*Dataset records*
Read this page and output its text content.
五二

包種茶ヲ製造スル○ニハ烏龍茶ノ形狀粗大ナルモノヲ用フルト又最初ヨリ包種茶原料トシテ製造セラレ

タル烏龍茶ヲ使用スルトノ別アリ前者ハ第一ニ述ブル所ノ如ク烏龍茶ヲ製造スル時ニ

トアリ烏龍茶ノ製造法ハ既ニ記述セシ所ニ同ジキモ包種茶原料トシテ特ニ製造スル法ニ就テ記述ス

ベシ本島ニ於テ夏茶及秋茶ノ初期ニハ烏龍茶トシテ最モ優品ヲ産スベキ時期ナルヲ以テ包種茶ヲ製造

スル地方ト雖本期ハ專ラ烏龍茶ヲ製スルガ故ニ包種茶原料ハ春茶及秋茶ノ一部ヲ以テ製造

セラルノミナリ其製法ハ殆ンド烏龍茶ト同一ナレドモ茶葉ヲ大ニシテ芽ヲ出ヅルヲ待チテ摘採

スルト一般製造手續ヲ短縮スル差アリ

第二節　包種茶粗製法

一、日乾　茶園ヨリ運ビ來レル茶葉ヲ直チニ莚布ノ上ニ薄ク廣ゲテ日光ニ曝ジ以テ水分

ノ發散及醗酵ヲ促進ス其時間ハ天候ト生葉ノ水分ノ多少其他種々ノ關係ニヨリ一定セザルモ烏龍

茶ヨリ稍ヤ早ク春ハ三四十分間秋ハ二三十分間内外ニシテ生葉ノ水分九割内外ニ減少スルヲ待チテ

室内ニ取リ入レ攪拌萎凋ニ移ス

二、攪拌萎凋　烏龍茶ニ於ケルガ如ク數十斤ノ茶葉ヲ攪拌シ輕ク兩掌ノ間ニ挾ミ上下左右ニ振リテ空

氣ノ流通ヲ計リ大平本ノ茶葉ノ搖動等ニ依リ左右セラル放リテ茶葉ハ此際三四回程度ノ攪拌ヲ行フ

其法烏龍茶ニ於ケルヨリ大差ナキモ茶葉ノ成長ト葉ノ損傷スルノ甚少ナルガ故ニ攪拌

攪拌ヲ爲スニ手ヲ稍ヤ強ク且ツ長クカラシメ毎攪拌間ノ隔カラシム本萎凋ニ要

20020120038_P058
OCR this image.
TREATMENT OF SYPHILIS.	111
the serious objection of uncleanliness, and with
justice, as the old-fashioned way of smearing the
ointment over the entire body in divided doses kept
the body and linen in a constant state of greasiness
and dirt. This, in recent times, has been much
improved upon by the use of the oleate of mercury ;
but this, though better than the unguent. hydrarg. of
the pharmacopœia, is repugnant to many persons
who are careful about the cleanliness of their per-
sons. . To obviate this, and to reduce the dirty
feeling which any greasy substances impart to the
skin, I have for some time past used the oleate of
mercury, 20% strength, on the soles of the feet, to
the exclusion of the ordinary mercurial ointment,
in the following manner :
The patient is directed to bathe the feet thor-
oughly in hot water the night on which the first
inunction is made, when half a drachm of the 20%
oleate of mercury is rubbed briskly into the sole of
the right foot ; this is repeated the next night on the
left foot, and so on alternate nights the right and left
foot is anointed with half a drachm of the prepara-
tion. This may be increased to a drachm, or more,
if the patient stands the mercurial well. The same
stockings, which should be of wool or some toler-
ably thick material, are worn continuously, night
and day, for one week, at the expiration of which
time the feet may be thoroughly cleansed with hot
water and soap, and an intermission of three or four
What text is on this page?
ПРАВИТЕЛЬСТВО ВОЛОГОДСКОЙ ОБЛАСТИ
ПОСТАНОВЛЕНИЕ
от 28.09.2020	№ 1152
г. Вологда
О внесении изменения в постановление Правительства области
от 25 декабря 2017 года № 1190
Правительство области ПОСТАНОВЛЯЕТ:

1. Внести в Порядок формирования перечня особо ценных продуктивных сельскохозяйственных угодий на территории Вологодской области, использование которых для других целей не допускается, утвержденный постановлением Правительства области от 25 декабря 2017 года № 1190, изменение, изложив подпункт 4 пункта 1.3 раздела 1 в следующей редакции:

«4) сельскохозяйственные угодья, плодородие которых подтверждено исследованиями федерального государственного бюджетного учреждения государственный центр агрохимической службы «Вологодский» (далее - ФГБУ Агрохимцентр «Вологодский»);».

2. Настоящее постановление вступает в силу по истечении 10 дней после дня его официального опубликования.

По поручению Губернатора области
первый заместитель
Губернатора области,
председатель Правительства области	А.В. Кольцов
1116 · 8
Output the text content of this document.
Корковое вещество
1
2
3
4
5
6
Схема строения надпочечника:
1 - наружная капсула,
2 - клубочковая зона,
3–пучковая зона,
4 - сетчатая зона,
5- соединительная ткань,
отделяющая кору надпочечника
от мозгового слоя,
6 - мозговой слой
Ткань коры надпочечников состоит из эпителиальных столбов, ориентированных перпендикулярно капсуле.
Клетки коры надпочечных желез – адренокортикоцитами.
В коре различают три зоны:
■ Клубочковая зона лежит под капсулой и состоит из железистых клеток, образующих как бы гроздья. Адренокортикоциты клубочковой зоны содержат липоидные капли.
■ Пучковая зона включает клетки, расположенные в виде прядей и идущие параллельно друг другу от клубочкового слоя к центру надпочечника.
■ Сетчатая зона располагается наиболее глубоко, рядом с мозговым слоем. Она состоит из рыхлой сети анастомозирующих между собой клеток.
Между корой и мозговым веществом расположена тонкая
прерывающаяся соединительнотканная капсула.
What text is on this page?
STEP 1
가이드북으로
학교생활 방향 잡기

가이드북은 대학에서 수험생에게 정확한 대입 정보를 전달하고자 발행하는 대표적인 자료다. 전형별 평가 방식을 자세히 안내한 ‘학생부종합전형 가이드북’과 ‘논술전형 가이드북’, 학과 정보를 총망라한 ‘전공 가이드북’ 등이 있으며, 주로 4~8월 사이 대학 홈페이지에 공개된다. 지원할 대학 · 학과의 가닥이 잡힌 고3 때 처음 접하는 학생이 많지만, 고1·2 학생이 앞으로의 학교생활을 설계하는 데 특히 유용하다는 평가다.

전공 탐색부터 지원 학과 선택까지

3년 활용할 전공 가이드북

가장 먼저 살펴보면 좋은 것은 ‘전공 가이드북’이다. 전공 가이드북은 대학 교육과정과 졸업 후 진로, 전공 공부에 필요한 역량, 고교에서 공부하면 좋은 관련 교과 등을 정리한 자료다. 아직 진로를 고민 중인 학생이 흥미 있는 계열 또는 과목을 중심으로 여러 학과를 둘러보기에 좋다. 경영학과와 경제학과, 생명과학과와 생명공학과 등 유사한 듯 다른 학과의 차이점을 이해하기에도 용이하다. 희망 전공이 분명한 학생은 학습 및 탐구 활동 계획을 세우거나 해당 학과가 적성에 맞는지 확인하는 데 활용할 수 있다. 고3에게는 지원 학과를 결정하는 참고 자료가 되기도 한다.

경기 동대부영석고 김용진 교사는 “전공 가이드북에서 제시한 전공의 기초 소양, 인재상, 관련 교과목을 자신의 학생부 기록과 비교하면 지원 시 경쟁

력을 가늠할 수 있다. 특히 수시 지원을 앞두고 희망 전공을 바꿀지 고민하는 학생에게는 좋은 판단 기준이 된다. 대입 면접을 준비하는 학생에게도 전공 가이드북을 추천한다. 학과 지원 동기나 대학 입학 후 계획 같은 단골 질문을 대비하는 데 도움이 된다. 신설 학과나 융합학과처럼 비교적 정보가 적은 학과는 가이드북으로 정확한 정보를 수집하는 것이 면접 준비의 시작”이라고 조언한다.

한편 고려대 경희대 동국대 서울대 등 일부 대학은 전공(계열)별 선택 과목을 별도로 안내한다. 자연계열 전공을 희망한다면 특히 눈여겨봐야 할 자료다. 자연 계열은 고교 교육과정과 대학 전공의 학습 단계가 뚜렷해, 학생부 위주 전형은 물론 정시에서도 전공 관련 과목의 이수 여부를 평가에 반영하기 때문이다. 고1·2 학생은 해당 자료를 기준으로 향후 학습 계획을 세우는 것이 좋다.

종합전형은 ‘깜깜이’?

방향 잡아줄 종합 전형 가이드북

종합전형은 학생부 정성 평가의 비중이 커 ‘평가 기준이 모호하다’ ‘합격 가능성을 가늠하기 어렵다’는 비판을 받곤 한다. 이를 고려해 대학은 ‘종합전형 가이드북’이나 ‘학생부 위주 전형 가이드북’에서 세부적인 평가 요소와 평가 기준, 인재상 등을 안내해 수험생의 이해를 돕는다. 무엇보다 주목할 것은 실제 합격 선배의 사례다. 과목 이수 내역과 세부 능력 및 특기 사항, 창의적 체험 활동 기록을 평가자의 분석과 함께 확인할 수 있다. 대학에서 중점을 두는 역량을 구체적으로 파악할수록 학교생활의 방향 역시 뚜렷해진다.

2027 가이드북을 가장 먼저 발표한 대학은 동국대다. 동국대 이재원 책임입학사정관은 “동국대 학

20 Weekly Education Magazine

*Instructions to follow*
Copy out the lines in which the string "half" appears.

*Complete answer*
inunction is made, when half a drachm of the 20%
foot is anointed with half a drachm of the prepara-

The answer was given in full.